▶ _Work order A_: Name every vehicle model from a maker other than Volkswagen that the review of the 2017 Volkswagen Golf Alltrack mentions.
▶ _Work order B_: Extend the review of the 2017 Volkswagen Golf Alltrack by writing what would come after its final sentence.

▶ _Source text_:

>>>>>

In the interest of accuracy discussing the 2017 Volkswagen Golf Alltrack, let’s call a spade a spade—or, this case, a wagon a wagon.
VW folks perhaps would like us to think of it as a compact crossover sport utility vehicle because small and compact crossovers currently are the hottest items in the market, rapidly muscling into sales of compact and midsize sedans.
But Volkswagen already has a compact crossover called the Tiguan. The Alltrack basically is the same vehicle as the Golf SportWagen, only slightly taller with better ground clearance and all-wheel drive.
The Tiguan had respectable sales of 43,638 in 2016. But it was way down the ladder from the compact crossover leader, the Honda CR-V, which sold 357,355 copies.
Generally, crossover SUVs have unit bodies, built like most automobiles. The original SUVs were, and are, built like pickup trucks with their bodies sitting on separate frames. An example of a truck-based SUV is the Chevrolet Tahoe. The car-based Subaru Forester is a crossover.
For some unfathomable reason, U.S. buyers decided some time back that they didn’t like station wagons or hatchbacks. The distaste continues for wagons, which had their heyday back in the 1970s. But customers are warming up to hatchbacks, mainly because manufacturers finessed the situation by jacking up hatchbacks to crossover height and adding all-wheel drive.
Nevertheless, modern station wagons—especially one like the Alltrack with standard all-wheel drive—continue to be useful and driver friendly. They usually handle and perform as well as their sedan siblings with the bonus of, in some cases, double the cargo carrying capability.
That’s not the case with the Alltrack. Because it’s based on the hatchback Golf, its cargo space of 30 cubic feet is only about seven cubic feet more than the Golf’s. Nevertheless, it’s a welcome windfall. The Alltrack also is a foot longer than the Golf and better looking with its stretched profile.
The tested Alltrack was a midlevel SE version with a $31,350 price tag. It was well equipped overall but lacked a couple of desirable features, including automatic climate control and a fully powered driver’s seat. To get those you must step up to the top-line SEL.
But the motorized seatback recline feature and manual seat adjustments, which include seat height, should satisfy almost everyone. They lack only the full fine-tune power adjustments favored by finicky drivers. The seats themselves deliver support and comfort, though they are covered in man-made leatherette, which is durable but sticky in summertime. Front seats are heated so they are only briefly chilly in wintertime.
Interior space is not generous. The driver and front-seat passenger have plenty of head and elbow room. But the outboard back seats, despite decent space for the noggin, come up short on knee room. Though there’s a seatbelt for a fifth passenger in the middle, it’s not worth the bother, compromised by an intrusive floor hump and a hard seat cushion.
Safety equipment included a standard rear-view camera, stability and traction control, fog lights, heated windshield washers and tire pressure monitoring along with a crash mitigation system.

<<<<<

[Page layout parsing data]
>>>>>

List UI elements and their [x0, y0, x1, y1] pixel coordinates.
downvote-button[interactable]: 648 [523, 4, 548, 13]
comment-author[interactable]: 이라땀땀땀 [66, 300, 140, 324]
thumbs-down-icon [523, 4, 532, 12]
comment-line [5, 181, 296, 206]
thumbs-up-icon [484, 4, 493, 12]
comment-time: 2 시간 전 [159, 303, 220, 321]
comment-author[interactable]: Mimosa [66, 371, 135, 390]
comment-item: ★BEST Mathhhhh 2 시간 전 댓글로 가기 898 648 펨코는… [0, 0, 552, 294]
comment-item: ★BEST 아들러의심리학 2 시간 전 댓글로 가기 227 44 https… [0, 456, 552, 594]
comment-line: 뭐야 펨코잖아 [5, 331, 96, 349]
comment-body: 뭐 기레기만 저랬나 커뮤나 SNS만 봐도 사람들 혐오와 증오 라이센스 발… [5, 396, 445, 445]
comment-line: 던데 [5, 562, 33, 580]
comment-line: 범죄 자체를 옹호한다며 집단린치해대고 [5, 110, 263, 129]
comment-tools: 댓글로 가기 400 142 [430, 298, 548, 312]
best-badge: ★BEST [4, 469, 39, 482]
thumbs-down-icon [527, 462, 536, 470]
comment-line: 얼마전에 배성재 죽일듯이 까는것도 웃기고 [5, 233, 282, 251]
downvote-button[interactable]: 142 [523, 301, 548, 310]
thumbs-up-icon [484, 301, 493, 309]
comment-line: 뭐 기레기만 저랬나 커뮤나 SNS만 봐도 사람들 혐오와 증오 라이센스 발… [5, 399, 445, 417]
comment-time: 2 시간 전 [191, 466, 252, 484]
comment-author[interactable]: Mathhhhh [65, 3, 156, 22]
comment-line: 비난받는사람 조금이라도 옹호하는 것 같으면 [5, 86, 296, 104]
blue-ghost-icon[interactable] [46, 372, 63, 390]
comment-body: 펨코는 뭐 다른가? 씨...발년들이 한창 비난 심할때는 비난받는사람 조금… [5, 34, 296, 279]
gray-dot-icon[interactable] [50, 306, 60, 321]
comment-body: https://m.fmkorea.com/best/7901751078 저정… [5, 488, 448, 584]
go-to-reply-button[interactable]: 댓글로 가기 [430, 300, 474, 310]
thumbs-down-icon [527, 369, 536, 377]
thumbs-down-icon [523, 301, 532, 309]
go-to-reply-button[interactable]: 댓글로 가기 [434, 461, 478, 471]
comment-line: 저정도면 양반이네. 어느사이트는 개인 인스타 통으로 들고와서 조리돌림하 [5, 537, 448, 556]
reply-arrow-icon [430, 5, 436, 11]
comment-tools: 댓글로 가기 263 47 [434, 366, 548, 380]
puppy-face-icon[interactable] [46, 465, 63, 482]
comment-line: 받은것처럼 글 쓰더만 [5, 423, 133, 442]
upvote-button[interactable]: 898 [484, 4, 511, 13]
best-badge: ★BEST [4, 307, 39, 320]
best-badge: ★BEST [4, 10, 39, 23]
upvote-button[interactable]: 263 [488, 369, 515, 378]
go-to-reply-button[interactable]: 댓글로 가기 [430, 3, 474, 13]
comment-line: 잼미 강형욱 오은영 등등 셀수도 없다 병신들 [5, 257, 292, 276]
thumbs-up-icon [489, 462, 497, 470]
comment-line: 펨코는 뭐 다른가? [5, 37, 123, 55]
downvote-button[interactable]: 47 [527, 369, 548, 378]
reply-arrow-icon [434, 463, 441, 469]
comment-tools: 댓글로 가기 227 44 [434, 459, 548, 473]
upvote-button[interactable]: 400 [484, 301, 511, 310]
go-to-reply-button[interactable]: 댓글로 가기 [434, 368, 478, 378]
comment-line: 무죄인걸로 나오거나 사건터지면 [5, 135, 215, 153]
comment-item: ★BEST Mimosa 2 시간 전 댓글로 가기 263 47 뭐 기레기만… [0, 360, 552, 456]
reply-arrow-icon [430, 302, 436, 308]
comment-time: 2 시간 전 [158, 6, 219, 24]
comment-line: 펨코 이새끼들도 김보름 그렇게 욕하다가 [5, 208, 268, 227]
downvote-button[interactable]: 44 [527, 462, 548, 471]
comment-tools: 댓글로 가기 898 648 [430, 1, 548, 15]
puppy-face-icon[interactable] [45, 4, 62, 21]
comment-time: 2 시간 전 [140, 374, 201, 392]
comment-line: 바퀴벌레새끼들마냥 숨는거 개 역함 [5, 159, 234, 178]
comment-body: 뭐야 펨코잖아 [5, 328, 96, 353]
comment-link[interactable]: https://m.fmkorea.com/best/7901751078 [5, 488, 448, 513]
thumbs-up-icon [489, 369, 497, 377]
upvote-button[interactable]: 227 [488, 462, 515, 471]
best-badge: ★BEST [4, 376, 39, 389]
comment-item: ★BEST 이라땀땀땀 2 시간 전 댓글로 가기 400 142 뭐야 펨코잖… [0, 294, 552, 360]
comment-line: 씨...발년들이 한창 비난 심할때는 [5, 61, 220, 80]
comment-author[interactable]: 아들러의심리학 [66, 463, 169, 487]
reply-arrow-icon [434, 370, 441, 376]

<<<<<

▶ _Expected answer A_: Honda CR-V, Chevrolet Tahoe, Subaru Forester

▶ _Expected answer B_:
Desirable convenience features included a motorized glass sunroof, upscale Fender audio system, Bluetooth connectivity, SXM satellite radio with an informative center touch screen, keyless entry, pushbutton starting and selectable driving modes: Off-road, custom, normal and sport.
The sport setting holds the transmission to higher engine revs before shifting for better acceleration and passing. Though the off-road mode incorporates hill descent control, the Alltrack should not be confused with a genuine boondocks basher. It can handle foul weather and, with its slightly better road clearance, can negotiate unpaved forest roads. Mostly what the all-wheel drive provides is more secure handling on curving two-lane highways.
The Alltrack, despite weighing about 250 pounds more than the SportWagen, nevertheless is a spunky performer. It is powered by VW’s ubiquitous 170-horsepower, turbocharged 1.8-liter four-cylinder engine mated to a smooth but snap shifting dual-clutch automatic transmission that can be shifted manually.
With a mid-seven-second 0-60 acceleration time, it won’t win many stoplight sprints. But it exhibits a lightness of being that infuses throttle inputs, and steering and suspension system feedback, which impart an eager and nimble feel.
About the only thing the Alltrack lacks is a taller profile. Many drivers derive confidence from sitting up high and looking over the traffic, though that’s problematical now with the proliferation of crossovers.
Maybe VW should simply jack it up a bit more.
- Model: 2017 Volkswagen Golf Alltrack TSI SE four-door station wagon.
- Engine:8-liter four-cylinder, turbocharged, 170 hp, 199 lb-ft torque.
- Transmission: Six-speed dual-clutch automatic with manual shift mode and all-wheel drive.
- Overall length: 15 feet.
- EPA passenger/cargo volume: 94/30 cubic feet.
- Weight: 3,497 pounds.
- EPA city/highway/combined fuel consumption: 22/30/25 mpg.
- Base price, including destination charge: $31,350.
- Price as tested: $31,350.
Disclaimer: This test drive was conducted at a manufacturer-sponsored press event. The manufacturer provided travel, accommodations, vehicles, meals and fuel.